#### Set task:
From the entries below, copy every line where the string "this" appears.

[Collected data entries]
>>>>>
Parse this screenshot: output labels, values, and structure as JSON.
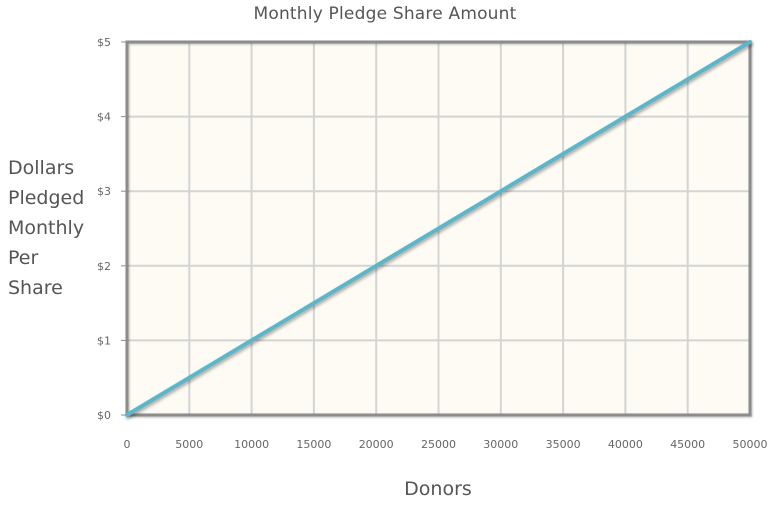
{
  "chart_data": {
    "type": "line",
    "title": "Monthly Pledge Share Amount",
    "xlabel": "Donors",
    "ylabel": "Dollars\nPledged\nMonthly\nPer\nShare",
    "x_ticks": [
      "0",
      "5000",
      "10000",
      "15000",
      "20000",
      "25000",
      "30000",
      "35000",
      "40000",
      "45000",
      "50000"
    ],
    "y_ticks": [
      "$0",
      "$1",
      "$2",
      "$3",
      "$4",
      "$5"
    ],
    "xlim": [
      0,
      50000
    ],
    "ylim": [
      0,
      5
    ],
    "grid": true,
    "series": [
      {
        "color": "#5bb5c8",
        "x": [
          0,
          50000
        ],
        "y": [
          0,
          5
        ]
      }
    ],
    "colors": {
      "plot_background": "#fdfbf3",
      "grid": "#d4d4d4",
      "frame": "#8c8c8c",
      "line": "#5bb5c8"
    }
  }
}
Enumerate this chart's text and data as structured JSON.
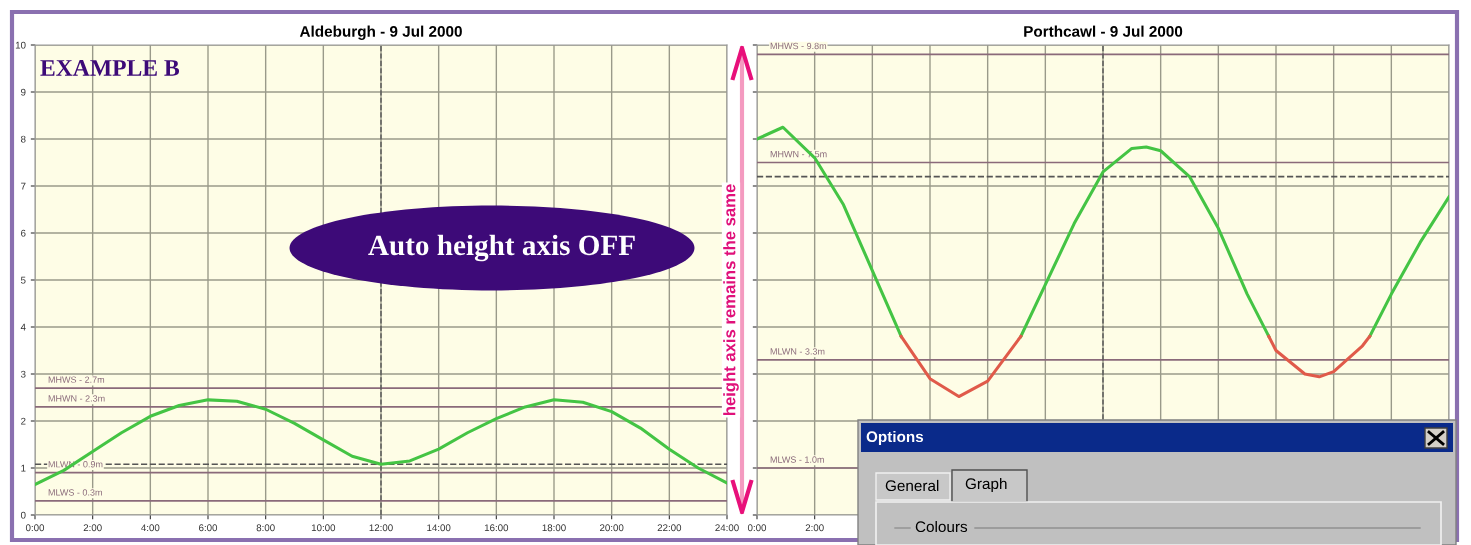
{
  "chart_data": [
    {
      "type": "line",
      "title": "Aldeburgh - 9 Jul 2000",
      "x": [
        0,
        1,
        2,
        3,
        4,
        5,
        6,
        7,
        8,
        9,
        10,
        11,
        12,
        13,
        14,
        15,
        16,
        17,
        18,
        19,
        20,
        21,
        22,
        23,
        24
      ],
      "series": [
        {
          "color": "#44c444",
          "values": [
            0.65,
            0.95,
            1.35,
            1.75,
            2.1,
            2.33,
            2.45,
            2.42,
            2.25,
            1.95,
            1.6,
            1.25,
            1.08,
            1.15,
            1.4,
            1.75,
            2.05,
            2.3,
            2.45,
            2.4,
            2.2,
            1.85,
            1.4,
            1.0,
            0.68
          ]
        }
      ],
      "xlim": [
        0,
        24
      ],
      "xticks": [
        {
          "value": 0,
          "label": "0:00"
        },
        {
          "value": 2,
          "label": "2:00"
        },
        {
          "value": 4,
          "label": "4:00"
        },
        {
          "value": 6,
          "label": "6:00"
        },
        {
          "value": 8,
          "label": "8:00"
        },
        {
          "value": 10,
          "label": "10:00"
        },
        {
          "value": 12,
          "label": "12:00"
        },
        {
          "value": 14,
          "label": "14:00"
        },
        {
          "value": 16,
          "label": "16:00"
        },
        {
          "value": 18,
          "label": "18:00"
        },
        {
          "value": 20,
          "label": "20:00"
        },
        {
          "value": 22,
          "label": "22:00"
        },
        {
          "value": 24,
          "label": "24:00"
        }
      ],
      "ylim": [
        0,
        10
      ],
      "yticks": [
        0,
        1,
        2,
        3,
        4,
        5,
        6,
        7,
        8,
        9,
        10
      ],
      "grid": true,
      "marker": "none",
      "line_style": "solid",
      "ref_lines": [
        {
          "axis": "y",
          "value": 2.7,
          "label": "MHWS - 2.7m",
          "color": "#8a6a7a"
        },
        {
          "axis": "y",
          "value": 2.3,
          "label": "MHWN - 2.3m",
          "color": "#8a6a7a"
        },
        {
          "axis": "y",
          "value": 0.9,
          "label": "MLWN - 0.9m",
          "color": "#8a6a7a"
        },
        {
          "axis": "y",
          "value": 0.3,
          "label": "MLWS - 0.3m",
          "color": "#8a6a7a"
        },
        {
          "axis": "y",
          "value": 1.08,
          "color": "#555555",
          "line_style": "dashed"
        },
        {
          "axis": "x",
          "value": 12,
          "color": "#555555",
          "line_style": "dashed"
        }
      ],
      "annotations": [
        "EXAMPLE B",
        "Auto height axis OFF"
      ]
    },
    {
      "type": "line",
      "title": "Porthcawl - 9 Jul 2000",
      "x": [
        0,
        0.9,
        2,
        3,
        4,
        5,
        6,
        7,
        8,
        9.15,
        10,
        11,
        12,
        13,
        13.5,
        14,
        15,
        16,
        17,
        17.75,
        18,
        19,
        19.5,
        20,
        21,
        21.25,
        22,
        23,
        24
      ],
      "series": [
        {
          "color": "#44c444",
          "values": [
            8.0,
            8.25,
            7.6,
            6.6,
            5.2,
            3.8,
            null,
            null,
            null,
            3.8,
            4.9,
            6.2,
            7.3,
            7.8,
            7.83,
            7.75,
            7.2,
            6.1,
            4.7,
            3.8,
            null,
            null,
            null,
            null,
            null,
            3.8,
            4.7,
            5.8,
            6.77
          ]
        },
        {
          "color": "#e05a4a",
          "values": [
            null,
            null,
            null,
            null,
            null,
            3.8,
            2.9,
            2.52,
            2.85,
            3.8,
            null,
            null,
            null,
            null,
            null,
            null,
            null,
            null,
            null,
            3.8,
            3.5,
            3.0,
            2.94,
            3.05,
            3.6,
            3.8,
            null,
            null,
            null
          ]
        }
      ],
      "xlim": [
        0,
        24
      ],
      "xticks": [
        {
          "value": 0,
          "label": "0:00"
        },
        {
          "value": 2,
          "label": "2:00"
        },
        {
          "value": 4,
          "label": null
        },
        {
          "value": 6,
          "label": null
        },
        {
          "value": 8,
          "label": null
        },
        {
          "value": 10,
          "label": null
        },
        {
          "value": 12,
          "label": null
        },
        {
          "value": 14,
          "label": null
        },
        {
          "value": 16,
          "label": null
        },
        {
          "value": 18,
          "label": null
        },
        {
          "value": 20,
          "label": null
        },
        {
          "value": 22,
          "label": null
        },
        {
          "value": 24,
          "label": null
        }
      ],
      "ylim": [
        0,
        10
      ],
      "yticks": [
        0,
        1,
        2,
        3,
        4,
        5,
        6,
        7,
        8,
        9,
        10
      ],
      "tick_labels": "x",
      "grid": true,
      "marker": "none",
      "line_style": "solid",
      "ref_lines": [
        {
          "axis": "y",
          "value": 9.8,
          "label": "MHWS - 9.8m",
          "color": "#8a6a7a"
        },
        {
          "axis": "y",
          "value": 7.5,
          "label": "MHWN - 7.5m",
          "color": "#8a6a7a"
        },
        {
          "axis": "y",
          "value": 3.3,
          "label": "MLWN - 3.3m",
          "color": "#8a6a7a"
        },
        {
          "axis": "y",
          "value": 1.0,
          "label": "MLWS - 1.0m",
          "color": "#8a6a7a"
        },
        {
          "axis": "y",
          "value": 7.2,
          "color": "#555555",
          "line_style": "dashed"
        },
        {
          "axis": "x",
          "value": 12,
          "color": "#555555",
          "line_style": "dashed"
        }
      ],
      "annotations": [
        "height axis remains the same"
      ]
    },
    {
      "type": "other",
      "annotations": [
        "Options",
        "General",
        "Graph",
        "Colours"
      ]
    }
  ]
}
<<<<<
#### The output:
Parse this screenshot: output labels, values, and structure as JSON.
Enumerate this chart's text and data as structured JSON.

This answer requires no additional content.